_Task brief_
Find each line with the string "suất" and copy it.

[Dataset excerpt]
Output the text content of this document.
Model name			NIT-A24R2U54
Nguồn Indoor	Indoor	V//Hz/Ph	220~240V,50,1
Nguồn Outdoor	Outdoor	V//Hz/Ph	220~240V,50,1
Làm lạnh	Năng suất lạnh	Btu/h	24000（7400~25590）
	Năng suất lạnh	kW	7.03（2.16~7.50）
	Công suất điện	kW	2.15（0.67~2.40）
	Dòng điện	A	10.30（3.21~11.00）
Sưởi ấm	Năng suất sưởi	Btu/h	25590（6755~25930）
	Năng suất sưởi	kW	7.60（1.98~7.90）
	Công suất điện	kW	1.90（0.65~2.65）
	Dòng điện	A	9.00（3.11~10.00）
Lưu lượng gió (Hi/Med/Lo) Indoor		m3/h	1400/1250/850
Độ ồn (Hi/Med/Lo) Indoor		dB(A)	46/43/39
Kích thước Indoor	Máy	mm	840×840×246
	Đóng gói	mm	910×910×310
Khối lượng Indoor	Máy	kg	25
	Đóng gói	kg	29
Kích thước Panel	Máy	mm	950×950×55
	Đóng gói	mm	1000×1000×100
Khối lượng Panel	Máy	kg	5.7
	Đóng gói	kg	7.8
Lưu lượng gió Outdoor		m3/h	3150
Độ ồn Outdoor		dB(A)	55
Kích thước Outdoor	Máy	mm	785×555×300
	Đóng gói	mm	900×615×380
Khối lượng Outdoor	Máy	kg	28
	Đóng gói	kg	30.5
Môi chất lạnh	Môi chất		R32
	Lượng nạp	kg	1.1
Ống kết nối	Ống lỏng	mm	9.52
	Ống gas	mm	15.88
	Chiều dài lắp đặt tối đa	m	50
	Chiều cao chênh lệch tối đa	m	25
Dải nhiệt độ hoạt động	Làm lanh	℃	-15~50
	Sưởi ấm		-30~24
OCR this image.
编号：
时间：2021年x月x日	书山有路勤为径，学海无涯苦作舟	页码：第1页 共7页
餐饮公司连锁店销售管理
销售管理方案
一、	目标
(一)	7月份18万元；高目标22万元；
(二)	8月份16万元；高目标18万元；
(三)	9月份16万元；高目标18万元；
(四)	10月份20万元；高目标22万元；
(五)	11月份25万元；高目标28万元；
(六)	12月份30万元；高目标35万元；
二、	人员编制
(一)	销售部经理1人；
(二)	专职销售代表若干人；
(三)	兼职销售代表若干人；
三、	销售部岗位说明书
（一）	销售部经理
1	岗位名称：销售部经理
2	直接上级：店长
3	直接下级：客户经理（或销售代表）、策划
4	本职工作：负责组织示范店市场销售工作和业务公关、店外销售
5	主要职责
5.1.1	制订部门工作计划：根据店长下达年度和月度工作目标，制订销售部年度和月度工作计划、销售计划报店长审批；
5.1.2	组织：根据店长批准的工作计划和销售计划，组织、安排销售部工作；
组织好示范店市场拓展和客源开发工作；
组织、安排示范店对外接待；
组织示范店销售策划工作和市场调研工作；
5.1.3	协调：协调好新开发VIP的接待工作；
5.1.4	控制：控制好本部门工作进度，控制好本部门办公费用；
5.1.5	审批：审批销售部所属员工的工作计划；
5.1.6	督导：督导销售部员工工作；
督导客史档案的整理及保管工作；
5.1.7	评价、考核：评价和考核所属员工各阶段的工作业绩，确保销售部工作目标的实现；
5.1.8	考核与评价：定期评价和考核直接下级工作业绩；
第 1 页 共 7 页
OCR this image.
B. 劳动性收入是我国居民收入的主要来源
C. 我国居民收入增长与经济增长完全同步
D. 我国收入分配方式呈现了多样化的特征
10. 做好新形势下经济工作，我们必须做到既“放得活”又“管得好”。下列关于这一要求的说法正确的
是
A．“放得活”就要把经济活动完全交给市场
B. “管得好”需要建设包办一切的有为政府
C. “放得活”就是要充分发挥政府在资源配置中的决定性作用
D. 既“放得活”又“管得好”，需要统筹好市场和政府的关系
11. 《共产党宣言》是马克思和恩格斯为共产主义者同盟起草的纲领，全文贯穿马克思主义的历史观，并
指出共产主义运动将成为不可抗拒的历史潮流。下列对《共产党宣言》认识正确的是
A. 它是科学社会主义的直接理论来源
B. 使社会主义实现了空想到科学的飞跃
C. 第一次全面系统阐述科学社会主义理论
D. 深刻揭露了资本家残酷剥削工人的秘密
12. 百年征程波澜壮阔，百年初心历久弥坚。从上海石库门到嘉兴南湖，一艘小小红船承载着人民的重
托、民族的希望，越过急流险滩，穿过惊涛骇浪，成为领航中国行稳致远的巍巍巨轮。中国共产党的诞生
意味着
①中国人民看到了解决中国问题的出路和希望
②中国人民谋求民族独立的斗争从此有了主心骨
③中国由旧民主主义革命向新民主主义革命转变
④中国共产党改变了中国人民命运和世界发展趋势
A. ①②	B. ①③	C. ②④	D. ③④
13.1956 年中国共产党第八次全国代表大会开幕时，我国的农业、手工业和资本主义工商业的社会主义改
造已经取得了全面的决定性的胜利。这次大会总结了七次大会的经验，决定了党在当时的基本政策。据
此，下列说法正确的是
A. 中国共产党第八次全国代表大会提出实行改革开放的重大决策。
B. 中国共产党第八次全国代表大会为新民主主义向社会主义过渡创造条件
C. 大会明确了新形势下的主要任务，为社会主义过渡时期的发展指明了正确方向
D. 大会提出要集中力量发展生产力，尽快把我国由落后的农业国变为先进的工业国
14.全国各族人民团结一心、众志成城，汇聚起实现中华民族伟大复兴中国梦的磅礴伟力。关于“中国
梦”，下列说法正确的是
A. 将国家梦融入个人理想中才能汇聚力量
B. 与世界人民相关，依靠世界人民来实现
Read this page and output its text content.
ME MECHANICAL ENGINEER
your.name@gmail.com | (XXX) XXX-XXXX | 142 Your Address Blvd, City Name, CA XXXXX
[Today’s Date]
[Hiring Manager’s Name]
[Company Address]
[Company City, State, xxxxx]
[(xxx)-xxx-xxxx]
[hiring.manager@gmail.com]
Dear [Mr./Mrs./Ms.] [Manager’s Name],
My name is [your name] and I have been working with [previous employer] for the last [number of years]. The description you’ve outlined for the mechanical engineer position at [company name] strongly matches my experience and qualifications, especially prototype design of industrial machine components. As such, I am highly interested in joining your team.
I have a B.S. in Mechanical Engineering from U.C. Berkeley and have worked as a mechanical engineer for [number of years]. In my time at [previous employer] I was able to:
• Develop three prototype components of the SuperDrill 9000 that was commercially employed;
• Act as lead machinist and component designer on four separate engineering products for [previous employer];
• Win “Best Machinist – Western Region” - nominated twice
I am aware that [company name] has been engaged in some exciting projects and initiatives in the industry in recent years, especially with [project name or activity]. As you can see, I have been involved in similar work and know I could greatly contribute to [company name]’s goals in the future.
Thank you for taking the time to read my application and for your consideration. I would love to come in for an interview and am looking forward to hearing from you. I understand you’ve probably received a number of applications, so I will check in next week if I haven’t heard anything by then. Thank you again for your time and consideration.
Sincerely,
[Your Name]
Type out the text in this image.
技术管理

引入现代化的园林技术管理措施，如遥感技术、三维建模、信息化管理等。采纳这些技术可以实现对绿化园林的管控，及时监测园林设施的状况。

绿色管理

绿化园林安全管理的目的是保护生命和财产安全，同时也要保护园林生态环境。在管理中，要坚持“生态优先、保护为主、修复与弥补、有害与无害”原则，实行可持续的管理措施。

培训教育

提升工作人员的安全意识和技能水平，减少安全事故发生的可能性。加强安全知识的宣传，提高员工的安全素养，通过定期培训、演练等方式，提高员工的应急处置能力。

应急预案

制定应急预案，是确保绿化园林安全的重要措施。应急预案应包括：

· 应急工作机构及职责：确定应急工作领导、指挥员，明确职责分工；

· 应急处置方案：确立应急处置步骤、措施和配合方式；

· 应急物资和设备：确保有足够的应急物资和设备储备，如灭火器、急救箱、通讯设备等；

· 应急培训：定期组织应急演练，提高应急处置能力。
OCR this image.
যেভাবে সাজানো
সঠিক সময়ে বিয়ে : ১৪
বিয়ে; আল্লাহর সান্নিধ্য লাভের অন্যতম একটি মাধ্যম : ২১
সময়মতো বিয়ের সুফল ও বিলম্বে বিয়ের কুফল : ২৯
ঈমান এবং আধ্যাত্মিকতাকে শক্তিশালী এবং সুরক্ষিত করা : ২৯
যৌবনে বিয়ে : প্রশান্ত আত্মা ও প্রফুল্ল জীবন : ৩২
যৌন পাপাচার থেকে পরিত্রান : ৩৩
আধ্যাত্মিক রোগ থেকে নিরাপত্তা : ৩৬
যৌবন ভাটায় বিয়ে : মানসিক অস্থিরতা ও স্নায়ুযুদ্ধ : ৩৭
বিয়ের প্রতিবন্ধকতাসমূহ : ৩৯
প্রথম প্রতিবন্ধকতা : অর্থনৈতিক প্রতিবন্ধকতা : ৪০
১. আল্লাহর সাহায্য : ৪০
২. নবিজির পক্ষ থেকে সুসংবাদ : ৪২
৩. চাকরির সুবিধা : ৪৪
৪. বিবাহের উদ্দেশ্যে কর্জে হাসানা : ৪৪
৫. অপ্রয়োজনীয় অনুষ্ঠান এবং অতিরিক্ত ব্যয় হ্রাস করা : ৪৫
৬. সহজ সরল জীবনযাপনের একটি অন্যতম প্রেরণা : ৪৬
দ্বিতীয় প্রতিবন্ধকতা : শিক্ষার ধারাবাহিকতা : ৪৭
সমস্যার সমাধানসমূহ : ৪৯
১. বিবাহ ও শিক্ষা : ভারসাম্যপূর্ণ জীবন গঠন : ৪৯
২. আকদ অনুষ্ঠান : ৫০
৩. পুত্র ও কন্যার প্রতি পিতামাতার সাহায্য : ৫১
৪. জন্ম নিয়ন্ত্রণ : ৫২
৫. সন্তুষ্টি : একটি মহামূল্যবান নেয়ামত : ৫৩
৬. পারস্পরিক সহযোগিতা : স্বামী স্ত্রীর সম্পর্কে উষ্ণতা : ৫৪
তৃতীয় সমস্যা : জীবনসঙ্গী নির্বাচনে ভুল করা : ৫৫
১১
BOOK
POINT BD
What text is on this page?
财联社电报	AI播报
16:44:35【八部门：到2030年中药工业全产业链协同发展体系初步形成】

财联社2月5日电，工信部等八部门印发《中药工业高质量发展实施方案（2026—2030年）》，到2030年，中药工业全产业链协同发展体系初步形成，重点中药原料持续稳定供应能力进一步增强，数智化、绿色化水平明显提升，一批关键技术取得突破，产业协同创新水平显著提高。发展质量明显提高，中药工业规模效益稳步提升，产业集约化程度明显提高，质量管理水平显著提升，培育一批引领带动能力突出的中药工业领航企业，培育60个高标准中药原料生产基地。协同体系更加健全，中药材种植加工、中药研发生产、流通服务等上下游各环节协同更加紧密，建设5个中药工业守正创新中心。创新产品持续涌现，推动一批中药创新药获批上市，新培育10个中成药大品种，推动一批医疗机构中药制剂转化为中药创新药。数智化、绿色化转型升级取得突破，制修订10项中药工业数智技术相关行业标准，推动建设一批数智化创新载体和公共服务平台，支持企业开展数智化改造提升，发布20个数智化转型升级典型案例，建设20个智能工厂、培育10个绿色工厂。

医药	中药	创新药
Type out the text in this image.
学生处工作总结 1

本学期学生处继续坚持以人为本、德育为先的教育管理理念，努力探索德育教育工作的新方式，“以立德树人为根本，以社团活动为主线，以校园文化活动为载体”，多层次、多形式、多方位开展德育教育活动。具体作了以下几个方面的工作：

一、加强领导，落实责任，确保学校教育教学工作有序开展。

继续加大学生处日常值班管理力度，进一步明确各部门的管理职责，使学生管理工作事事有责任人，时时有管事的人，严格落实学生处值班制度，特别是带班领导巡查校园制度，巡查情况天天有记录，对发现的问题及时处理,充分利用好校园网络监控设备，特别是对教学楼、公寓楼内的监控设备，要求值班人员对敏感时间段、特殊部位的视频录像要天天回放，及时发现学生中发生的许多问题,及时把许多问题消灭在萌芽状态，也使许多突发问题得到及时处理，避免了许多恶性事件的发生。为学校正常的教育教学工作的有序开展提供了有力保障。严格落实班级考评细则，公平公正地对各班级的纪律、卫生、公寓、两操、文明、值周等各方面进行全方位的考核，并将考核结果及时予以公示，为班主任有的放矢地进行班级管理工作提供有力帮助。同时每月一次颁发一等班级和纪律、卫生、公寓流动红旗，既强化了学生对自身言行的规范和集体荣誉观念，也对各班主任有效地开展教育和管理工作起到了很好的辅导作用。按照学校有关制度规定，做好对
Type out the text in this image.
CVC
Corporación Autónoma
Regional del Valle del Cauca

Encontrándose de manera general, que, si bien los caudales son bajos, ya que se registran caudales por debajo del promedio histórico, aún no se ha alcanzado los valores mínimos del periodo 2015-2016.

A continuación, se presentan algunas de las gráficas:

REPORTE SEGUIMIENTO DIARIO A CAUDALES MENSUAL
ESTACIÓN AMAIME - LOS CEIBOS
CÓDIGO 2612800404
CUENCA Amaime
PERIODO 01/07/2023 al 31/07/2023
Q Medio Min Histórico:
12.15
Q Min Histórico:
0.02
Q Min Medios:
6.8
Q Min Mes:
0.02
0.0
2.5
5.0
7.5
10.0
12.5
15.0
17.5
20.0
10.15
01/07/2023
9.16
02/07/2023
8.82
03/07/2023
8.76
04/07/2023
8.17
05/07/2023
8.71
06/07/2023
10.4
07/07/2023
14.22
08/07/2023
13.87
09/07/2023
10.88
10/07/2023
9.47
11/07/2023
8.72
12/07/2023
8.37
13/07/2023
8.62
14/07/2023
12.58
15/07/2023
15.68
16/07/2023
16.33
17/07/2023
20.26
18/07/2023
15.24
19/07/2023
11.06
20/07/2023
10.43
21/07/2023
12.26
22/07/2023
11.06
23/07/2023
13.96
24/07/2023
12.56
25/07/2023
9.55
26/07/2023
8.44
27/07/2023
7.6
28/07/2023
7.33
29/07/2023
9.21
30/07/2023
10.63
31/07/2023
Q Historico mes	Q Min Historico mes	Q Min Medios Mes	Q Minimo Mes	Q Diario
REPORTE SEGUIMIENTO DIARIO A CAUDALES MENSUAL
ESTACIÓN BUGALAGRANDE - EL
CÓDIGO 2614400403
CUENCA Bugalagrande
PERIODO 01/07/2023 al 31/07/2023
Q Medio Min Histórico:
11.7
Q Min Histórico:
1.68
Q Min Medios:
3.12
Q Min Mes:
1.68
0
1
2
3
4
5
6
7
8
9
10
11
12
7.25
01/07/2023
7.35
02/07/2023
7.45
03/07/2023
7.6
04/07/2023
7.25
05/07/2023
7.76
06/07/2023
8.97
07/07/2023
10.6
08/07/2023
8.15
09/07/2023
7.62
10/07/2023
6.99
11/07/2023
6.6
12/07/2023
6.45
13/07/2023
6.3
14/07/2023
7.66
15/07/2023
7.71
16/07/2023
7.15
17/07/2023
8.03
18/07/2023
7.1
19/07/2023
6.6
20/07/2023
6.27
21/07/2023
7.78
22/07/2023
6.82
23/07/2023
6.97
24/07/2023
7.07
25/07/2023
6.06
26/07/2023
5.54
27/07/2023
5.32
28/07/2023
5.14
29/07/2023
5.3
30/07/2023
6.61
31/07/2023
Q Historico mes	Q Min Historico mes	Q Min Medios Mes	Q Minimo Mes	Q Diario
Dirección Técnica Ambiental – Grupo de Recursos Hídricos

_Correct answer_
Làm lạnh	Năng suất lạnh	Btu/h	24000（7400~25590）
	Năng suất lạnh	kW	7.03（2.16~7.50）
	Công suất điện	kW	2.15（0.67~2.40）
Sưởi ấm	Năng suất sưởi	Btu/h	25590（6755~25930）
	Năng suất sưởi	kW	7.60（1.98~7.90）
	Công suất điện	kW	1.90（0.65~2.65）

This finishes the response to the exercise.